[Figure data in JSON]
** Begin **

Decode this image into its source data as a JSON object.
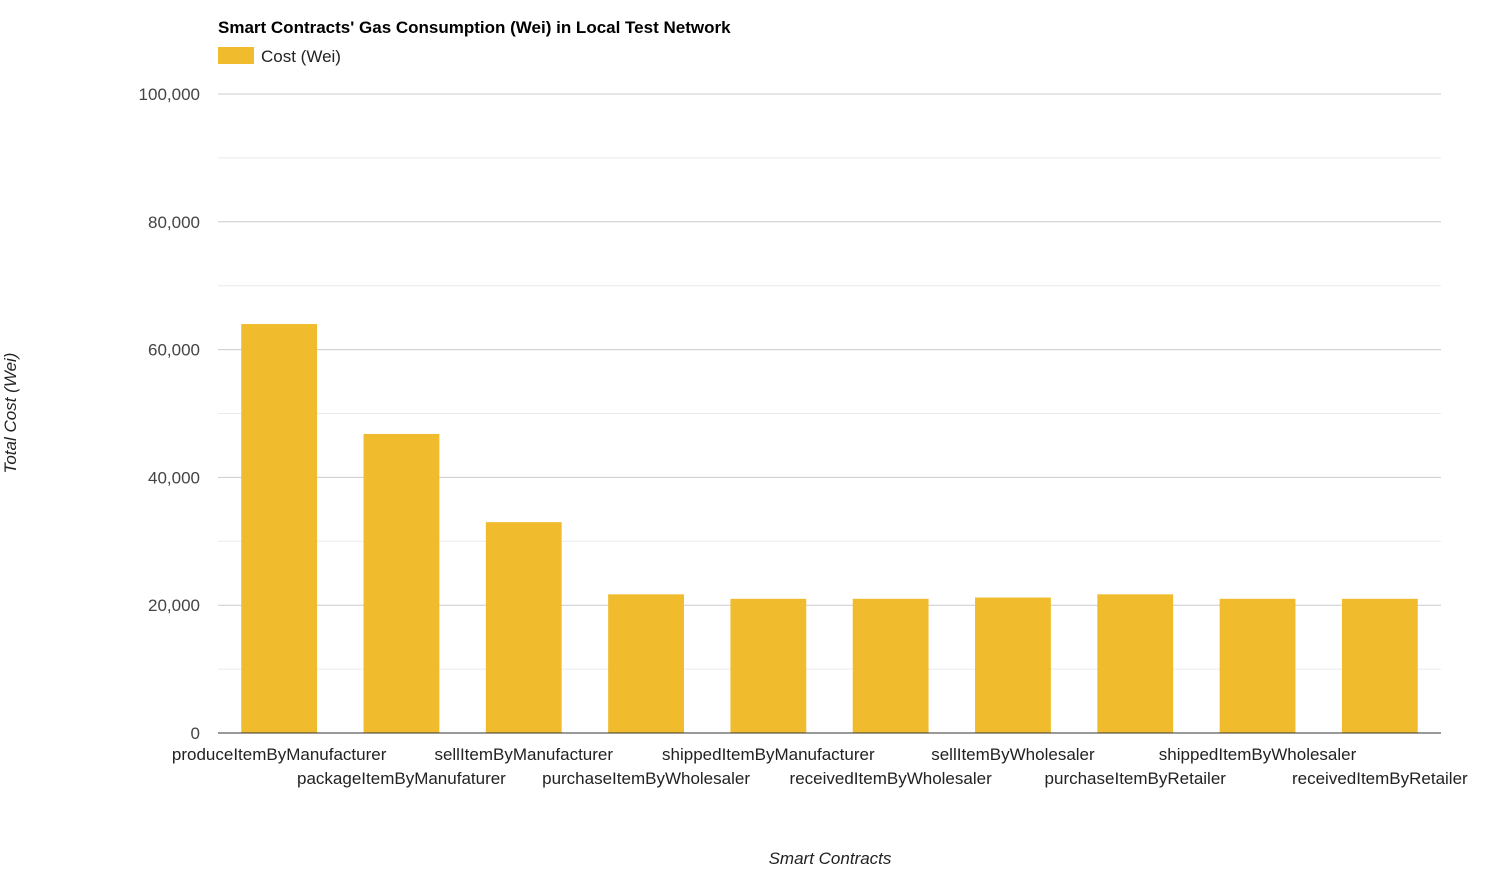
{
  "chart_data": {
    "type": "bar",
    "title": "Smart Contracts' Gas Consumption (Wei) in Local Test Network",
    "xlabel": "Smart Contracts",
    "ylabel": "Total Cost (Wei)",
    "ylim": [
      0,
      100000
    ],
    "y_ticks": [
      {
        "value": 0,
        "label": "0"
      },
      {
        "value": 20000,
        "label": "20,000"
      },
      {
        "value": 40000,
        "label": "40,000"
      },
      {
        "value": 60000,
        "label": "60,000"
      },
      {
        "value": 80000,
        "label": "80,000"
      },
      {
        "value": 100000,
        "label": "100,000"
      }
    ],
    "grid": true,
    "legend": {
      "position": "top-left"
    },
    "categories": [
      "produceItemByManufacturer",
      "packageItemByManufaturer",
      "sellItemByManufacturer",
      "purchaseItemByWholesaler",
      "shippedItemByManufacturer",
      "receivedItemByWholesaler",
      "sellItemByWholesaler",
      "purchaseItemByRetailer",
      "shippedItemByWholesaler",
      "receivedItemByRetailer"
    ],
    "series": [
      {
        "name": "Cost (Wei)",
        "color": "#f0bc2e",
        "values": [
          64000,
          46800,
          33000,
          21700,
          21000,
          21000,
          21200,
          21700,
          21000,
          21000
        ]
      }
    ]
  }
}
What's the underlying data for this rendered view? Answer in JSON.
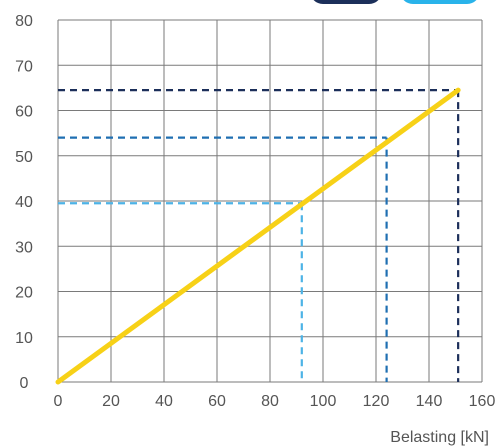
{
  "chart_data": {
    "type": "line",
    "title": "",
    "xlabel": "Belasting [kN]",
    "ylabel": "",
    "xlim": [
      0,
      160
    ],
    "ylim": [
      0,
      80
    ],
    "x_ticks": [
      0,
      20,
      40,
      60,
      80,
      100,
      120,
      140,
      160
    ],
    "y_ticks": [
      0,
      10,
      20,
      30,
      40,
      50,
      60,
      70,
      80
    ],
    "grid": true,
    "series": [
      {
        "x": [
          0,
          151
        ],
        "y": [
          0,
          64.5
        ],
        "color": "#f7d117"
      }
    ],
    "reference_lines": [
      {
        "x": 92,
        "y": 39.5,
        "color": "#4db3e6"
      },
      {
        "x": 124,
        "y": 54,
        "color": "#1f6fb2"
      },
      {
        "x": 151,
        "y": 64.5,
        "color": "#1c2f5a"
      }
    ],
    "legend_chips": [
      {
        "color": "#1c2f5a",
        "label": ""
      },
      {
        "color": "#29b3ea",
        "label": ""
      }
    ]
  }
}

** End **

» **AIM**:
The answer should be a single number: the count of lines in the data that include the string "Smart".

» **FINAL RESULT**:
2